<<<<

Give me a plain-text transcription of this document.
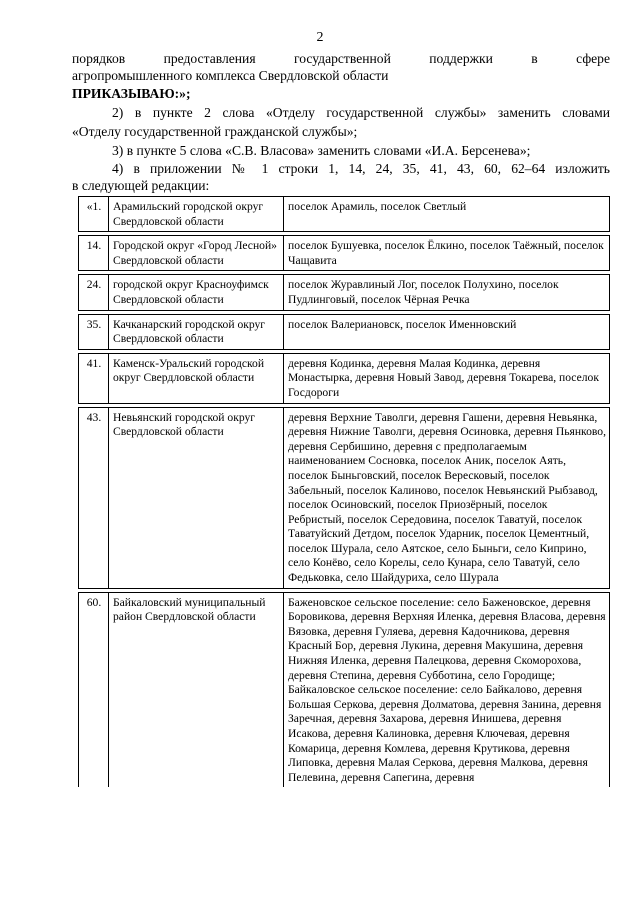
2
порядков предоставления государственной поддержки в сфере
агропромышленного комплекса Свердловской области
ПРИКАЗЫВАЮ:»;
2) в пункте 2 слова «Отделу государственной службы» заменить словами
«Отделу государственной гражданской службы»;
3) в пункте 5 слова «С.В. Власова» заменить словами «И.А. Берсенева»;
4) в приложении № 1 строки 1, 14, 24, 35, 41, 43, 60, 62–64 изложить
в следующей редакции:
«1.	Арамильский городской округ Свердловской области	поселок Арамиль, поселок Светлый

14.	Городской округ «Город Лесной» Свердловской области	поселок Бушуевка, поселок Ёлкино, поселок Таёжный, поселок Чащавита

24.	городской округ Красноуфимск Свердловской области	поселок Журавлиный Лог, поселок Полухино, поселок Пудлинговый, поселок Чёрная Речка

35.	Качканарский городской округ Свердловской области	поселок Валериановск, поселок Именновский

41.	Каменск-Уральский городской округ Свердловской области	деревня Кодинка, деревня Малая Кодинка, деревня Монастырка, деревня Новый Завод, деревня Токарева, поселок Госдороги

43.	Невьянский городской округ Свердловской области	деревня Верхние Таволги, деревня Гашени, деревня Невьянка, деревня Нижние Таволги, деревня Осиновка, деревня Пьянково, деревня Сербишино, деревня с предполагаемым наименованием Сосновка, поселок Аник, поселок Аять, поселок Быньговский, поселок Вересковый, поселок Забельный, поселок Калиново, поселок Невьянский Рыбзавод, поселок Осиновский, поселок Приозёрный, поселок Ребристый, поселок Середовина, поселок Таватуй, поселок Таватуйский Детдом, поселок Ударник, поселок Цементный, поселок Шурала, село Аятское, село Быньги, село Киприно, село Конёво, село Корелы, село Кунара, село Таватуй, село Федьковка, село Шайдуриха, село Шурала

60.	Байкаловский муниципальный район Свердловской области	Баженовское сельское поселение: село Баженовское, деревня Боровикова, деревня Верхняя Иленка, деревня Власова, деревня Вязовка, деревня Гуляева, деревня Кадочникова, деревня Красный Бор, деревня Лукина, деревня Макушина, деревня Нижняя Иленка, деревня Палецкова, деревня Скоморохова, деревня Степина, деревня Субботина, село Городище;
Байкаловское сельское поселение: село Байкалово, деревня Большая Серкова, деревня Долматова, деревня Занина, деревня Заречная, деревня Захарова, деревня Инишева, деревня Исакова, деревня Калиновка, деревня Ключевая, деревня Комарица, деревня Комлева, деревня Крутикова, деревня Липовка, деревня Малая Серкова, деревня Малкова, деревня Пелевина, деревня Сапегина, деревня
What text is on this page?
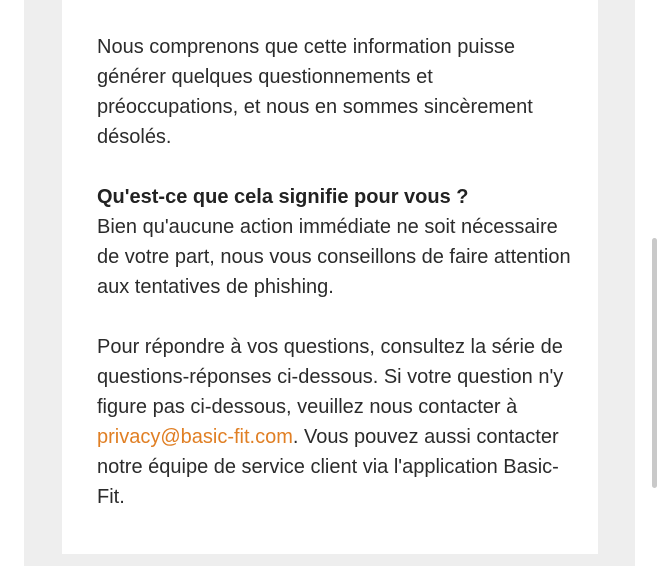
Nous comprenons que cette information puisse générer quelques questionnements et préoccupations, et nous en sommes sincèrement désolés.

Qu'est-ce que cela signifie pour vous ?
Bien qu'aucune action immédiate ne soit nécessaire de votre part, nous vous conseillons de faire attention aux tentatives de phishing.

Pour répondre à vos questions, consultez la série de questions-réponses ci-dessous. Si votre question n'y figure pas ci-dessous, veuillez nous contacter à privacy@basic-fit.com. Vous pouvez aussi contacter notre équipe de service client via l'application Basic-Fit.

>>>>

• [Your instructions] Write out the entries again, exactly as given, skipping any images.

• [Task output]
Give me a plain-text transcription of this document.
2
порядков предоставления государственной поддержки в сфере
агропромышленного комплекса Свердловской области
ПРИКАЗЫВАЮ:»;
2) в пункте 2 слова «Отделу государственной службы» заменить словами
«Отделу государственной гражданской службы»;
3) в пункте 5 слова «С.В. Власова» заменить словами «И.А. Берсенева»;
4) в приложении № 1 строки 1, 14, 24, 35, 41, 43, 60, 62–64 изложить
в следующей редакции:
«1.	Арамильский городской округ Свердловской области	поселок Арамиль, поселок Светлый

14.	Городской округ «Город Лесной» Свердловской области	поселок Бушуевка, поселок Ёлкино, поселок Таёжный, поселок Чащавита

24.	городской округ Красноуфимск Свердловской области	поселок Журавлиный Лог, поселок Полухино, поселок Пудлинговый, поселок Чёрная Речка

35.	Качканарский городской округ Свердловской области	поселок Валериановск, поселок Именновский

41.	Каменск-Уральский городской округ Свердловской области	деревня Кодинка, деревня Малая Кодинка, деревня Монастырка, деревня Новый Завод, деревня Токарева, поселок Госдороги

43.	Невьянский городской округ Свердловской области	деревня Верхние Таволги, деревня Гашени, деревня Невьянка, деревня Нижние Таволги, деревня Осиновка, деревня Пьянково, деревня Сербишино, деревня с предполагаемым наименованием Сосновка, поселок Аник, поселок Аять, поселок Быньговский, поселок Вересковый, поселок Забельный, поселок Калиново, поселок Невьянский Рыбзавод, поселок Осиновский, поселок Приозёрный, поселок Ребристый, поселок Середовина, поселок Таватуй, поселок Таватуйский Детдом, поселок Ударник, поселок Цементный, поселок Шурала, село Аятское, село Быньги, село Киприно, село Конёво, село Корелы, село Кунара, село Таватуй, село Федьковка, село Шайдуриха, село Шурала

60.	Байкаловский муниципальный район Свердловской области	Баженовское сельское поселение: село Баженовское, деревня Боровикова, деревня Верхняя Иленка, деревня Власова, деревня Вязовка, деревня Гуляева, деревня Кадочникова, деревня Красный Бор, деревня Лукина, деревня Макушина, деревня Нижняя Иленка, деревня Палецкова, деревня Скоморохова, деревня Степина, деревня Субботина, село Городище;
Байкаловское сельское поселение: село Байкалово, деревня Большая Серкова, деревня Долматова, деревня Занина, деревня Заречная, деревня Захарова, деревня Инишева, деревня Исакова, деревня Калиновка, деревня Ключевая, деревня Комарица, деревня Комлева, деревня Крутикова, деревня Липовка, деревня Малая Серкова, деревня Малкова, деревня Пелевина, деревня Сапегина, деревня
What text is on this page?
Nous comprenons que cette information puisse générer quelques questionnements et préoccupations, et nous en sommes sincèrement désolés.

Qu'est-ce que cela signifie pour vous ?
Bien qu'aucune action immédiate ne soit nécessaire de votre part, nous vous conseillons de faire attention aux tentatives de phishing.

Pour répondre à vos questions, consultez la série de questions-réponses ci-dessous. Si votre question n'y figure pas ci-dessous, veuillez nous contacter à privacy@basic-fit.com. Vous pouvez aussi contacter notre équipe de service client via l'application Basic-Fit.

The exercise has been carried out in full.